TASK BRIEF: Copy out each line exactly as it appears.

[Dataset items]

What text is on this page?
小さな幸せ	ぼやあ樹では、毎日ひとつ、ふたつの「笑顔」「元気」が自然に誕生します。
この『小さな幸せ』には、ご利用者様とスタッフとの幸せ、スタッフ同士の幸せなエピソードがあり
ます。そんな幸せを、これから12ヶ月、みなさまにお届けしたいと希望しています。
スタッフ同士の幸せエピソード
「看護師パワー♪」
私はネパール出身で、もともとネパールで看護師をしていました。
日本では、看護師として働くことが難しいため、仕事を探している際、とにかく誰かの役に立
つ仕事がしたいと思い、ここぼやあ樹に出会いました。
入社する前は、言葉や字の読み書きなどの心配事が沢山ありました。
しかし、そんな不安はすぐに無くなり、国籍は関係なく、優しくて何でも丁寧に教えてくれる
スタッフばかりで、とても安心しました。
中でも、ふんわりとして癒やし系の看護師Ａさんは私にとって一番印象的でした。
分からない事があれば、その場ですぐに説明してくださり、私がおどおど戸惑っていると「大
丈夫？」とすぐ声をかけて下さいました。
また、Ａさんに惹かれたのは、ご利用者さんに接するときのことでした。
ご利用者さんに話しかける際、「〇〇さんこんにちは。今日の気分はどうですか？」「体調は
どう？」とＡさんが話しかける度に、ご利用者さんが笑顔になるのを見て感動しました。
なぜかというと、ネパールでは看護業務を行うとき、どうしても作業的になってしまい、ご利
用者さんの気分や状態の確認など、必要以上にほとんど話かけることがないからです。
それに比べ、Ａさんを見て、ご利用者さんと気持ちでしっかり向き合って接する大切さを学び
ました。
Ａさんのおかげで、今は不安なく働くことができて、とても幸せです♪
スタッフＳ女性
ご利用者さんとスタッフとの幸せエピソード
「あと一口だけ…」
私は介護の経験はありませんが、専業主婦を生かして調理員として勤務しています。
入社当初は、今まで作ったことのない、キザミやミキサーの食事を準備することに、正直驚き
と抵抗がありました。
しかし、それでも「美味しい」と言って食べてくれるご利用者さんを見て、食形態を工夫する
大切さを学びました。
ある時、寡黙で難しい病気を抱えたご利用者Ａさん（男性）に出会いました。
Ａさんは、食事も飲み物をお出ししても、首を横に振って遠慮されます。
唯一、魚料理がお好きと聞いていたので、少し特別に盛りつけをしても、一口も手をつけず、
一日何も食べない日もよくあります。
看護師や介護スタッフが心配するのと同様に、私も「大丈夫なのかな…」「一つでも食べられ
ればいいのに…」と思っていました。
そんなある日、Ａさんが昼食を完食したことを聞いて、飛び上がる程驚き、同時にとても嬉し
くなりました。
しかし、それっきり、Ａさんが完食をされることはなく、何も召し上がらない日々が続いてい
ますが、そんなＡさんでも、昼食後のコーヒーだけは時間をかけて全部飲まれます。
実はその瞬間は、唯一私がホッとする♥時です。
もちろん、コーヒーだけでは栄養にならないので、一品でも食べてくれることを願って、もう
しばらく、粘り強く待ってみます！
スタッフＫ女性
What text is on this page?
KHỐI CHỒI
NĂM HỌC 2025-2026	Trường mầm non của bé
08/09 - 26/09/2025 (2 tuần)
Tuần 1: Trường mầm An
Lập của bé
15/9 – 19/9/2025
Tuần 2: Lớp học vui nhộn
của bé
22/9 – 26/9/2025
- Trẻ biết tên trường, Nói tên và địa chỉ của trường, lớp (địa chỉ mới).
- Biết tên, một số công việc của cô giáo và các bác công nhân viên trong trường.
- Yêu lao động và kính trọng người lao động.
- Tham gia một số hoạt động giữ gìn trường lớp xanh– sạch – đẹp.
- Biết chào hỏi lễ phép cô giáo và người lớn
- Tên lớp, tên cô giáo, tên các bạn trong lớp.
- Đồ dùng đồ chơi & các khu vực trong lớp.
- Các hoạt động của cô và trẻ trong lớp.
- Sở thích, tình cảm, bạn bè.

TASK RESPONSE:
What text is on this page?
小さな幸せ	ぼやあ樹では、毎日ひとつ、ふたつの「笑顔」「元気」が自然に誕生します。
この『小さな幸せ』には、ご利用者様とスタッフとの幸せ、スタッフ同士の幸せなエピソードがあり
ます。そんな幸せを、これから12ヶ月、みなさまにお届けしたいと希望しています。
スタッフ同士の幸せエピソード
「看護師パワー♪」
私はネパール出身で、もともとネパールで看護師をしていました。
日本では、看護師として働くことが難しいため、仕事を探している際、とにかく誰かの役に立
つ仕事がしたいと思い、ここぼやあ樹に出会いました。
入社する前は、言葉や字の読み書きなどの心配事が沢山ありました。
しかし、そんな不安はすぐに無くなり、国籍は関係なく、優しくて何でも丁寧に教えてくれる
スタッフばかりで、とても安心しました。
中でも、ふんわりとして癒やし系の看護師Ａさんは私にとって一番印象的でした。
分からない事があれば、その場ですぐに説明してくださり、私がおどおど戸惑っていると「大
丈夫？」とすぐ声をかけて下さいました。
また、Ａさんに惹かれたのは、ご利用者さんに接するときのことでした。
ご利用者さんに話しかける際、「〇〇さんこんにちは。今日の気分はどうですか？」「体調は
どう？」とＡさんが話しかける度に、ご利用者さんが笑顔になるのを見て感動しました。
なぜかというと、ネパールでは看護業務を行うとき、どうしても作業的になってしまい、ご利
用者さんの気分や状態の確認など、必要以上にほとんど話かけることがないからです。
それに比べ、Ａさんを見て、ご利用者さんと気持ちでしっかり向き合って接する大切さを学び
ました。
Ａさんのおかげで、今は不安なく働くことができて、とても幸せです♪
スタッフＳ女性
ご利用者さんとスタッフとの幸せエピソード
「あと一口だけ…」
私は介護の経験はありませんが、専業主婦を生かして調理員として勤務しています。
入社当初は、今まで作ったことのない、キザミやミキサーの食事を準備することに、正直驚き
と抵抗がありました。
しかし、それでも「美味しい」と言って食べてくれるご利用者さんを見て、食形態を工夫する
大切さを学びました。
ある時、寡黙で難しい病気を抱えたご利用者Ａさん（男性）に出会いました。
Ａさんは、食事も飲み物をお出ししても、首を横に振って遠慮されます。
唯一、魚料理がお好きと聞いていたので、少し特別に盛りつけをしても、一口も手をつけず、
一日何も食べない日もよくあります。
看護師や介護スタッフが心配するのと同様に、私も「大丈夫なのかな…」「一つでも食べられ
ればいいのに…」と思っていました。
そんなある日、Ａさんが昼食を完食したことを聞いて、飛び上がる程驚き、同時にとても嬉し
くなりました。
しかし、それっきり、Ａさんが完食をされることはなく、何も召し上がらない日々が続いてい
ますが、そんなＡさんでも、昼食後のコーヒーだけは時間をかけて全部飲まれます。
実はその瞬間は、唯一私がホッとする♥時です。
もちろん、コーヒーだけでは栄養にならないので、一品でも食べてくれることを願って、もう
しばらく、粘り強く待ってみます！
スタッフＫ女性
What text is on this page?
KHỐI CHỒI
NĂM HỌC 2025-2026	Trường mầm non của bé
08/09 - 26/09/2025 (2 tuần)
Tuần 1: Trường mầm An
Lập của bé
15/9 – 19/9/2025
Tuần 2: Lớp học vui nhộn
của bé
22/9 – 26/9/2025
- Trẻ biết tên trường, Nói tên và địa chỉ của trường, lớp (địa chỉ mới).
- Biết tên, một số công việc của cô giáo và các bác công nhân viên trong trường.
- Yêu lao động và kính trọng người lao động.
- Tham gia một số hoạt động giữ gìn trường lớp xanh– sạch – đẹp.
- Biết chào hỏi lễ phép cô giáo và người lớn
- Tên lớp, tên cô giáo, tên các bạn trong lớp.
- Đồ dùng đồ chơi & các khu vực trong lớp.
- Các hoạt động của cô và trẻ trong lớp.
- Sở thích, tình cảm, bạn bè.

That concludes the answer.